• [Written exercise] Extract every record, keeping each one exactly as it is.

• [Material supplied]
__________

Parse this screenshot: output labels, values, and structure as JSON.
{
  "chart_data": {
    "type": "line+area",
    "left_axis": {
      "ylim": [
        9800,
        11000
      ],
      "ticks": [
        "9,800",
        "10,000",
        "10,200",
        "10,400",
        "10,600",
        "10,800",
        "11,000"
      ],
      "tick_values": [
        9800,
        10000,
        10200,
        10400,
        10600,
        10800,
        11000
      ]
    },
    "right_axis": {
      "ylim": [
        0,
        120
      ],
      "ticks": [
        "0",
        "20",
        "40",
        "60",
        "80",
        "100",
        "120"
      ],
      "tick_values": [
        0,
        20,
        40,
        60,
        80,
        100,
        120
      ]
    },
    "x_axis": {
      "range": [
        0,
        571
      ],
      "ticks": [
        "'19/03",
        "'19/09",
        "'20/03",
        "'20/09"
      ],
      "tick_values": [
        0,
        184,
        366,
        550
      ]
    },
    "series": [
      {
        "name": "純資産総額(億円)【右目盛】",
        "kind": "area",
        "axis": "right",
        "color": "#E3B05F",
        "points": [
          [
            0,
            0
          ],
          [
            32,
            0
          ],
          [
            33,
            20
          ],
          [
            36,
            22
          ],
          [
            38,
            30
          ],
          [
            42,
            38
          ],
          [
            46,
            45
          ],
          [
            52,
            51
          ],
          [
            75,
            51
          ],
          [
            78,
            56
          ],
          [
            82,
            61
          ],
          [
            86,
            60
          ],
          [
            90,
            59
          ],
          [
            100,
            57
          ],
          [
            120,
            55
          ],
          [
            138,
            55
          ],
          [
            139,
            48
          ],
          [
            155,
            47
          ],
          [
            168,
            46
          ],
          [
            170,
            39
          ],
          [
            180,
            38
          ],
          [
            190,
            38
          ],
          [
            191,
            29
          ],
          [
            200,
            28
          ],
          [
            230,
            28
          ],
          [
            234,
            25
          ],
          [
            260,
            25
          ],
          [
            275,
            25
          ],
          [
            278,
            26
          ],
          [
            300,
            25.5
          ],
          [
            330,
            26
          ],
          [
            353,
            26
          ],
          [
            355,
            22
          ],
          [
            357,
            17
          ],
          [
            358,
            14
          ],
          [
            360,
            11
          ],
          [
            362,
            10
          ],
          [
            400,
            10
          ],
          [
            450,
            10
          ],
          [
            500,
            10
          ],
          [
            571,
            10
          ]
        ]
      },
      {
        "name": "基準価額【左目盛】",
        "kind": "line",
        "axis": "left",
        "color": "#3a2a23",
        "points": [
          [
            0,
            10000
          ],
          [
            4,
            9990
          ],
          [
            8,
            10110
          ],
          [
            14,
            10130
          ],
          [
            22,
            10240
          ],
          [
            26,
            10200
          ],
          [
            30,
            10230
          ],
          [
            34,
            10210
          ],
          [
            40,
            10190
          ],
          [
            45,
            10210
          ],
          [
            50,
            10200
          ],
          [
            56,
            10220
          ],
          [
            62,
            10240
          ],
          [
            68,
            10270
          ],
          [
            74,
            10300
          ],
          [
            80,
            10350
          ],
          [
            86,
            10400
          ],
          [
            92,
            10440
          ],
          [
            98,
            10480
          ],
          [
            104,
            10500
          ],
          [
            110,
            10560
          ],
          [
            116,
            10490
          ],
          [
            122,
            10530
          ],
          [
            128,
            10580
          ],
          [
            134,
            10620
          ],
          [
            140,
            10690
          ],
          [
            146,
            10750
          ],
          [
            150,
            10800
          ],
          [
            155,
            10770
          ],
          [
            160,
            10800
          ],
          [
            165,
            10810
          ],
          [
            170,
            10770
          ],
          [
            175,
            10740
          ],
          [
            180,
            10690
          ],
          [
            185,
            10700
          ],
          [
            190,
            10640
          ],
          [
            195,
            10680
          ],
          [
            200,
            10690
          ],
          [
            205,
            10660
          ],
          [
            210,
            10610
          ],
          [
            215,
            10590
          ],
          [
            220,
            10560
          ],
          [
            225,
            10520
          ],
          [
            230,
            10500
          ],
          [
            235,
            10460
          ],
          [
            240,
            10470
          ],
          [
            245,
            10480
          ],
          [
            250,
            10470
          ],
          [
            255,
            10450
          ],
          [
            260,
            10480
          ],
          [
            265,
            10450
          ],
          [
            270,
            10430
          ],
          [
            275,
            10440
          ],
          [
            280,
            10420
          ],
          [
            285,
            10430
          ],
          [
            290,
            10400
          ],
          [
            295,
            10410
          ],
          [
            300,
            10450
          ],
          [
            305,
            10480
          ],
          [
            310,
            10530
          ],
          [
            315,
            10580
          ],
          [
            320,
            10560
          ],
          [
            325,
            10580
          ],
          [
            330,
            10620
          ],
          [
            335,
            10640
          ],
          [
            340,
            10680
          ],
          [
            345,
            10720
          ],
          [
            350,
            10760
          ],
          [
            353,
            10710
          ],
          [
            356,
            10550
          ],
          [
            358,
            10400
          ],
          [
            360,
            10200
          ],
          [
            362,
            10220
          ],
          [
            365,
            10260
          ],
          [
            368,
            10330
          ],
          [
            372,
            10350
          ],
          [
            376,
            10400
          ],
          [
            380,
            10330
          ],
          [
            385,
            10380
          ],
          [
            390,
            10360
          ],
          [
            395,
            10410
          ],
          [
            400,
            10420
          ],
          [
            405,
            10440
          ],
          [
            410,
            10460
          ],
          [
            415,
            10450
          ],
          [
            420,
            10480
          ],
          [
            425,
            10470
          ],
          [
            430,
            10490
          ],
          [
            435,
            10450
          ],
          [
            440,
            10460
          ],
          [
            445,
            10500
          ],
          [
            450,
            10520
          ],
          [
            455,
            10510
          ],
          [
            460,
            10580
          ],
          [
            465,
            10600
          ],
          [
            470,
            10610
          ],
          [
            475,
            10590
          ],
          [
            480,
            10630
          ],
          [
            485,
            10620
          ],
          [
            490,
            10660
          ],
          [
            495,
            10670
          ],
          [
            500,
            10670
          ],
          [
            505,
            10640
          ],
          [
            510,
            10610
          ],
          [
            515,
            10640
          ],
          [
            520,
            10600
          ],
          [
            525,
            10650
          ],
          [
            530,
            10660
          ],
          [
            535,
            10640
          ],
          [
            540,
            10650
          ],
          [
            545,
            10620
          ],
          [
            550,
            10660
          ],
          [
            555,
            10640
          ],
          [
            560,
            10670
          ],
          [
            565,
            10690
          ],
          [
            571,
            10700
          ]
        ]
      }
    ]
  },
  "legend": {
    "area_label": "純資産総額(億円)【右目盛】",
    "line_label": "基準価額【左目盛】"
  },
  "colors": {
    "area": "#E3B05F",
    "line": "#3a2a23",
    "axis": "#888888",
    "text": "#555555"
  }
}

__________

• [Solution to the problem]
Parse this screenshot: output labels, values, and structure as JSON.
{
  "chart_data": {
    "type": "line+area",
    "left_axis": {
      "ylim": [
        9800,
        11000
      ],
      "ticks": [
        "9,800",
        "10,000",
        "10,200",
        "10,400",
        "10,600",
        "10,800",
        "11,000"
      ],
      "tick_values": [
        9800,
        10000,
        10200,
        10400,
        10600,
        10800,
        11000
      ]
    },
    "right_axis": {
      "ylim": [
        0,
        120
      ],
      "ticks": [
        "0",
        "20",
        "40",
        "60",
        "80",
        "100",
        "120"
      ],
      "tick_values": [
        0,
        20,
        40,
        60,
        80,
        100,
        120
      ]
    },
    "x_axis": {
      "range": [
        0,
        571
      ],
      "ticks": [
        "'19/03",
        "'19/09",
        "'20/03",
        "'20/09"
      ],
      "tick_values": [
        0,
        184,
        366,
        550
      ]
    },
    "series": [
      {
        "name": "純資産総額(億円)【右目盛】",
        "kind": "area",
        "axis": "right",
        "color": "#E3B05F",
        "points": [
          [
            0,
            0
          ],
          [
            32,
            0
          ],
          [
            33,
            20
          ],
          [
            36,
            22
          ],
          [
            38,
            30
          ],
          [
            42,
            38
          ],
          [
            46,
            45
          ],
          [
            52,
            51
          ],
          [
            75,
            51
          ],
          [
            78,
            56
          ],
          [
            82,
            61
          ],
          [
            86,
            60
          ],
          [
            90,
            59
          ],
          [
            100,
            57
          ],
          [
            120,
            55
          ],
          [
            138,
            55
          ],
          [
            139,
            48
          ],
          [
            155,
            47
          ],
          [
            168,
            46
          ],
          [
            170,
            39
          ],
          [
            180,
            38
          ],
          [
            190,
            38
          ],
          [
            191,
            29
          ],
          [
            200,
            28
          ],
          [
            230,
            28
          ],
          [
            234,
            25
          ],
          [
            260,
            25
          ],
          [
            275,
            25
          ],
          [
            278,
            26
          ],
          [
            300,
            25.5
          ],
          [
            330,
            26
          ],
          [
            353,
            26
          ],
          [
            355,
            22
          ],
          [
            357,
            17
          ],
          [
            358,
            14
          ],
          [
            360,
            11
          ],
          [
            362,
            10
          ],
          [
            400,
            10
          ],
          [
            450,
            10
          ],
          [
            500,
            10
          ],
          [
            571,
            10
          ]
        ]
      },
      {
        "name": "基準価額【左目盛】",
        "kind": "line",
        "axis": "left",
        "color": "#3a2a23",
        "points": [
          [
            0,
            10000
          ],
          [
            4,
            9990
          ],
          [
            8,
            10110
          ],
          [
            14,
            10130
          ],
          [
            22,
            10240
          ],
          [
            26,
            10200
          ],
          [
            30,
            10230
          ],
          [
            34,
            10210
          ],
          [
            40,
            10190
          ],
          [
            45,
            10210
          ],
          [
            50,
            10200
          ],
          [
            56,
            10220
          ],
          [
            62,
            10240
          ],
          [
            68,
            10270
          ],
          [
            74,
            10300
          ],
          [
            80,
            10350
          ],
          [
            86,
            10400
          ],
          [
            92,
            10440
          ],
          [
            98,
            10480
          ],
          [
            104,
            10500
          ],
          [
            110,
            10560
          ],
          [
            116,
            10490
          ],
          [
            122,
            10530
          ],
          [
            128,
            10580
          ],
          [
            134,
            10620
          ],
          [
            140,
            10690
          ],
          [
            146,
            10750
          ],
          [
            150,
            10800
          ],
          [
            155,
            10770
          ],
          [
            160,
            10800
          ],
          [
            165,
            10810
          ],
          [
            170,
            10770
          ],
          [
            175,
            10740
          ],
          [
            180,
            10690
          ],
          [
            185,
            10700
          ],
          [
            190,
            10640
          ],
          [
            195,
            10680
          ],
          [
            200,
            10690
          ],
          [
            205,
            10660
          ],
          [
            210,
            10610
          ],
          [
            215,
            10590
          ],
          [
            220,
            10560
          ],
          [
            225,
            10520
          ],
          [
            230,
            10500
          ],
          [
            235,
            10460
          ],
          [
            240,
            10470
          ],
          [
            245,
            10480
          ],
          [
            250,
            10470
          ],
          [
            255,
            10450
          ],
          [
            260,
            10480
          ],
          [
            265,
            10450
          ],
          [
            270,
            10430
          ],
          [
            275,
            10440
          ],
          [
            280,
            10420
          ],
          [
            285,
            10430
          ],
          [
            290,
            10400
          ],
          [
            295,
            10410
          ],
          [
            300,
            10450
          ],
          [
            305,
            10480
          ],
          [
            310,
            10530
          ],
          [
            315,
            10580
          ],
          [
            320,
            10560
          ],
          [
            325,
            10580
          ],
          [
            330,
            10620
          ],
          [
            335,
            10640
          ],
          [
            340,
            10680
          ],
          [
            345,
            10720
          ],
          [
            350,
            10760
          ],
          [
            353,
            10710
          ],
          [
            356,
            10550
          ],
          [
            358,
            10400
          ],
          [
            360,
            10200
          ],
          [
            362,
            10220
          ],
          [
            365,
            10260
          ],
          [
            368,
            10330
          ],
          [
            372,
            10350
          ],
          [
            376,
            10400
          ],
          [
            380,
            10330
          ],
          [
            385,
            10380
          ],
          [
            390,
            10360
          ],
          [
            395,
            10410
          ],
          [
            400,
            10420
          ],
          [
            405,
            10440
          ],
          [
            410,
            10460
          ],
          [
            415,
            10450
          ],
          [
            420,
            10480
          ],
          [
            425,
            10470
          ],
          [
            430,
            10490
          ],
          [
            435,
            10450
          ],
          [
            440,
            10460
          ],
          [
            445,
            10500
          ],
          [
            450,
            10520
          ],
          [
            455,
            10510
          ],
          [
            460,
            10580
          ],
          [
            465,
            10600
          ],
          [
            470,
            10610
          ],
          [
            475,
            10590
          ],
          [
            480,
            10630
          ],
          [
            485,
            10620
          ],
          [
            490,
            10660
          ],
          [
            495,
            10670
          ],
          [
            500,
            10670
          ],
          [
            505,
            10640
          ],
          [
            510,
            10610
          ],
          [
            515,
            10640
          ],
          [
            520,
            10600
          ],
          [
            525,
            10650
          ],
          [
            530,
            10660
          ],
          [
            535,
            10640
          ],
          [
            540,
            10650
          ],
          [
            545,
            10620
          ],
          [
            550,
            10660
          ],
          [
            555,
            10640
          ],
          [
            560,
            10670
          ],
          [
            565,
            10690
          ],
          [
            571,
            10700
          ]
        ]
      }
    ]
  },
  "legend": {
    "area_label": "純資産総額(億円)【右目盛】",
    "line_label": "基準価額【左目盛】"
  },
  "colors": {
    "area": "#E3B05F",
    "line": "#3a2a23",
    "axis": "#888888",
    "text": "#555555"
  }
}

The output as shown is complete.